[Items from a figure collection]
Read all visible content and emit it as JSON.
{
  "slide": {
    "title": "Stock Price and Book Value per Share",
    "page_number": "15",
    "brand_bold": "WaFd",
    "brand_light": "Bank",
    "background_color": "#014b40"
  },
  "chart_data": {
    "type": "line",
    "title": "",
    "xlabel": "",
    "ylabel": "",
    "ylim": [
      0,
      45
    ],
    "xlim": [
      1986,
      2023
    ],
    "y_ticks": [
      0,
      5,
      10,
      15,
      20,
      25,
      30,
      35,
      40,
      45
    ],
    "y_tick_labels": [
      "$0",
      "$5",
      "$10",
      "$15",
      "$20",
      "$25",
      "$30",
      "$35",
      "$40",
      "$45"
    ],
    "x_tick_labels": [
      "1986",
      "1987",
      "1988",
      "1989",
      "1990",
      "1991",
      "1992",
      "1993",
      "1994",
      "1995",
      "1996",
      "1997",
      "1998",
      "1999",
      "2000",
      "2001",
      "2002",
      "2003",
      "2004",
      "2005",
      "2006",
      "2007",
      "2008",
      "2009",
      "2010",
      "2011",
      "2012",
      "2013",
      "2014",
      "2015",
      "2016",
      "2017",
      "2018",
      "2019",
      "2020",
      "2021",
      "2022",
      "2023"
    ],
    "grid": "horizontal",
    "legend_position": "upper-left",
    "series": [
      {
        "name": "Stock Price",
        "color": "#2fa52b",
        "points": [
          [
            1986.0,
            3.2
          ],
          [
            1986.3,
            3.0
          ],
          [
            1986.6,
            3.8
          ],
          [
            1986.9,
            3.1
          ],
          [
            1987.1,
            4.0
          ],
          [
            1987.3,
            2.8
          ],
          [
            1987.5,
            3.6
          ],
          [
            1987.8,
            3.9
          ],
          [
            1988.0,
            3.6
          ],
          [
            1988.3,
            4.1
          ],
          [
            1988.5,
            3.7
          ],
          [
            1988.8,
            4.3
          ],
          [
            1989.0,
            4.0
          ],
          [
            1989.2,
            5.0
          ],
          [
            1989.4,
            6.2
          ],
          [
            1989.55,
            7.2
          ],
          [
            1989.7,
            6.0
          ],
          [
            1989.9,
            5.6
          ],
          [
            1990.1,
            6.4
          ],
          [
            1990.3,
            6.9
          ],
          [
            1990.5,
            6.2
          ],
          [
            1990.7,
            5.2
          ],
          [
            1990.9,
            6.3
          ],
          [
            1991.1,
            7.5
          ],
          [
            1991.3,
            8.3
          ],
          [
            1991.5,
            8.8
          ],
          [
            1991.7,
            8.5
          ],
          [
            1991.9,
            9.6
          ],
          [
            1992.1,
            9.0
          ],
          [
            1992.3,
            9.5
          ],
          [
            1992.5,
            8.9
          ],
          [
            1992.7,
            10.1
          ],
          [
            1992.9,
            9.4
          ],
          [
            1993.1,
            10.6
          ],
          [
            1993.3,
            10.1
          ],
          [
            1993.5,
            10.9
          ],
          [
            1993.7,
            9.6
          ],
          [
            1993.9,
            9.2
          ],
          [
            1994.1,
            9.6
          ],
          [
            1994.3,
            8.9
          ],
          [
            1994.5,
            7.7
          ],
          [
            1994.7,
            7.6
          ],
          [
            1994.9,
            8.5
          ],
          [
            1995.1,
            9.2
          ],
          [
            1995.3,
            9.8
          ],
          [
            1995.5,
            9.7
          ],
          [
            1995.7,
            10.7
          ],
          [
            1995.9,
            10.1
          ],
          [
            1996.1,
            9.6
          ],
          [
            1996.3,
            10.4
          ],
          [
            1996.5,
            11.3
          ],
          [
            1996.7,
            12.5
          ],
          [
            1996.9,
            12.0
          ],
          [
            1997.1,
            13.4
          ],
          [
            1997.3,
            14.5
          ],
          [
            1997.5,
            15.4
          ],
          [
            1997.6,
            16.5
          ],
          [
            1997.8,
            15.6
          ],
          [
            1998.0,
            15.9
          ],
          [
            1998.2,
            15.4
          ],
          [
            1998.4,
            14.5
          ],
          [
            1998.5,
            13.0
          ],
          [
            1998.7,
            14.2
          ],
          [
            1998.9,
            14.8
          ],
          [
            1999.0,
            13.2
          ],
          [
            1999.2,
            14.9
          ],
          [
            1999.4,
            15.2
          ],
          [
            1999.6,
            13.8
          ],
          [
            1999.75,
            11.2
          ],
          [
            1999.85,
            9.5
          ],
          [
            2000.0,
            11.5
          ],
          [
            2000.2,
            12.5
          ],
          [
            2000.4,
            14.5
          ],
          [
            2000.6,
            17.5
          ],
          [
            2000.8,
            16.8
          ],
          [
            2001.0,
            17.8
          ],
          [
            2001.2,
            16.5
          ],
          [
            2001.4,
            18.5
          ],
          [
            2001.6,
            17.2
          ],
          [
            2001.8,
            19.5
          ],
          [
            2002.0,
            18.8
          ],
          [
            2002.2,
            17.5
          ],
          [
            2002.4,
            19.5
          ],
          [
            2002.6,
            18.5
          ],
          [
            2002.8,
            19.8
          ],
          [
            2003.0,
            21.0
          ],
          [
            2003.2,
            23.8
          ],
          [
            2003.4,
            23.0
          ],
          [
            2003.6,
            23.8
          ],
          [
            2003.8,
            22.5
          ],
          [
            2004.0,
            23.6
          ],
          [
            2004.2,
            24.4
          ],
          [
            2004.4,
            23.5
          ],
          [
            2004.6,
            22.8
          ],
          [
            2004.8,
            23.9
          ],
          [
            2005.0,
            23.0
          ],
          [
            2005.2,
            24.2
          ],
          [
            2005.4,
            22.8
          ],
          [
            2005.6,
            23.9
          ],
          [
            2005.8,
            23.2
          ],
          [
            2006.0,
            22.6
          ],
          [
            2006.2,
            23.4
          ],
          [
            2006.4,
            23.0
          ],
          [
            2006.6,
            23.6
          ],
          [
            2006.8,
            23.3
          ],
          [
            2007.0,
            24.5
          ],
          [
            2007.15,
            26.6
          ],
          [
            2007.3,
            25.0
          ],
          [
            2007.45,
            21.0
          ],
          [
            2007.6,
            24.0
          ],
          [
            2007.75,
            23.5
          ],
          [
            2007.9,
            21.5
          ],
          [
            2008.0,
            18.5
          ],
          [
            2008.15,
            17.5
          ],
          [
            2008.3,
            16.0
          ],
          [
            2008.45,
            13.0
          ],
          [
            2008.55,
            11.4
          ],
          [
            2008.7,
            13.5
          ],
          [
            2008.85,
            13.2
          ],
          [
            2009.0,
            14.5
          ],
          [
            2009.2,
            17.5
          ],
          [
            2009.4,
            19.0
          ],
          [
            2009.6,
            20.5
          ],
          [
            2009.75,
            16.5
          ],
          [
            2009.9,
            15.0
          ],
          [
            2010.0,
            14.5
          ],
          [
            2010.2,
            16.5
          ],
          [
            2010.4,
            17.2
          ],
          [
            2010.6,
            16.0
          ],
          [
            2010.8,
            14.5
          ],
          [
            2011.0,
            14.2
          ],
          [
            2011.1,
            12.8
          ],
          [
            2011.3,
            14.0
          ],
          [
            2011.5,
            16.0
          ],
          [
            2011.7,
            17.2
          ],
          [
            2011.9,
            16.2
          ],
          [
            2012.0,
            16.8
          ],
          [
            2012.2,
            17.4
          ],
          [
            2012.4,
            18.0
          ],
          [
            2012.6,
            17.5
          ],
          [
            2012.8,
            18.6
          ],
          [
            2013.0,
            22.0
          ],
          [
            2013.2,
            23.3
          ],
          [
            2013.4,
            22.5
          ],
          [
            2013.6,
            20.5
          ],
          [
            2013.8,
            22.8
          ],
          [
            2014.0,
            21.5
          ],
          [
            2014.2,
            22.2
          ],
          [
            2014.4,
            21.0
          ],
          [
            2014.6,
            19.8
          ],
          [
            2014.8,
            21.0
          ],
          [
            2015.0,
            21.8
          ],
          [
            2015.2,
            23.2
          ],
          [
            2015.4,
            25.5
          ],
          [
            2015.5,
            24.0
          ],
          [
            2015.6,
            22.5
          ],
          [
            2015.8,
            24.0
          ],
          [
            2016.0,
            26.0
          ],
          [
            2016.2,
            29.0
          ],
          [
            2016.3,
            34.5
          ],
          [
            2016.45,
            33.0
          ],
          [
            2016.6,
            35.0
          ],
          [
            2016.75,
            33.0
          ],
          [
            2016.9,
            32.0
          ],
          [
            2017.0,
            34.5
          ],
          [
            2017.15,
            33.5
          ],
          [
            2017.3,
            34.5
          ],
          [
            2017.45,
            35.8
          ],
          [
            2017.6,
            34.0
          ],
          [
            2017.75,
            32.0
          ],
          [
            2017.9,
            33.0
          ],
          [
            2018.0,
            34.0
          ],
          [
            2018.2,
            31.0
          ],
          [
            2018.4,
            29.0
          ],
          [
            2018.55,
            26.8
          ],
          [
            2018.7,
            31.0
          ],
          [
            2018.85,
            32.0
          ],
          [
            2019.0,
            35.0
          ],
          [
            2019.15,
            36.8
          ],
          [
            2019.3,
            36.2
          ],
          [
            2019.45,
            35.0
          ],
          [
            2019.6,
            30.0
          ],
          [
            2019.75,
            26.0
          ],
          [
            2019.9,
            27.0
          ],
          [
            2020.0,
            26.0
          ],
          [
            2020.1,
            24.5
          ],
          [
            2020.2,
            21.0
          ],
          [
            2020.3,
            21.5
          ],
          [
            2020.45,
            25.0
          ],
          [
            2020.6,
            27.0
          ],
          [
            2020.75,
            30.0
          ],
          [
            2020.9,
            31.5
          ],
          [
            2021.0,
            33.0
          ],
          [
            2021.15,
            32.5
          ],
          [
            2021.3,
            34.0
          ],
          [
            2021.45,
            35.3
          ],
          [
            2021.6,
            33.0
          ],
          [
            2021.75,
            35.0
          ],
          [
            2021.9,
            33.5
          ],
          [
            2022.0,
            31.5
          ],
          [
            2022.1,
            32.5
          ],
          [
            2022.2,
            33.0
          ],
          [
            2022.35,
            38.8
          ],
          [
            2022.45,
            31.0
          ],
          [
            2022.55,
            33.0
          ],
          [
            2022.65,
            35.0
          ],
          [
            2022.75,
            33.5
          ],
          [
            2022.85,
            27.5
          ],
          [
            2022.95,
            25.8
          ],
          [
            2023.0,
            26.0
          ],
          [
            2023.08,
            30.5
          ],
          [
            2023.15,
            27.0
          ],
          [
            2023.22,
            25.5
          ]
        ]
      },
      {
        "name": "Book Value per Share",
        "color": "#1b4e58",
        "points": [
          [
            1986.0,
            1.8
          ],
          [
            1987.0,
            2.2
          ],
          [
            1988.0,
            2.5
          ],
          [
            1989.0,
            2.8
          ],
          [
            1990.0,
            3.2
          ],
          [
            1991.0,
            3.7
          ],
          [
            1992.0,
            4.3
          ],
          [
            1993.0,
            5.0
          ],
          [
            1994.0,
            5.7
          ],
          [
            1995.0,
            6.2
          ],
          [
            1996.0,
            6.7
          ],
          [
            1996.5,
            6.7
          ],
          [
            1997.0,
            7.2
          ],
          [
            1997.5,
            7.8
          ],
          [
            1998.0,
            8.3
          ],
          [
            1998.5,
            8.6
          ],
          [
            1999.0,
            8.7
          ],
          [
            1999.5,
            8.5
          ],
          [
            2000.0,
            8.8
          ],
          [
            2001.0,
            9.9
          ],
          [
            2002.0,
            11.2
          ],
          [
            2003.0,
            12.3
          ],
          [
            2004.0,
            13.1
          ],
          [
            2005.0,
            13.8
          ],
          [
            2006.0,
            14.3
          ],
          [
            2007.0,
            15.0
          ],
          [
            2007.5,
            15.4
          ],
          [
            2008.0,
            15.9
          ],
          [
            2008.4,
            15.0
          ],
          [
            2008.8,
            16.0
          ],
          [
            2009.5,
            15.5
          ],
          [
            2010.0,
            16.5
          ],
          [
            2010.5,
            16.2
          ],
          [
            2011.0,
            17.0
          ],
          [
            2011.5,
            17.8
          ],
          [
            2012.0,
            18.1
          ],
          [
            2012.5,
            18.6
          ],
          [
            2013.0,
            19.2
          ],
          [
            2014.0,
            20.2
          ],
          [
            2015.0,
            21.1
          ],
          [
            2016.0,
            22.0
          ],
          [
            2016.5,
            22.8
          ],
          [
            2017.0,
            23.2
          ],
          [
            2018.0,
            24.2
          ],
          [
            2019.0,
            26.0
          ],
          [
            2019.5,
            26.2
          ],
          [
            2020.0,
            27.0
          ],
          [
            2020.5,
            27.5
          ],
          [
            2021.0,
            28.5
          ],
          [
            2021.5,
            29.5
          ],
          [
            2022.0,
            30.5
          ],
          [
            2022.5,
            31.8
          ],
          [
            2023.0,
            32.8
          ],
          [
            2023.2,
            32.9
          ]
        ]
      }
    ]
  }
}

What to produce: Which lines hold the word "title"? Copy each of them from the records.

Completed task:
    "title": "Stock Price and Book Value per Share",
    "title": "",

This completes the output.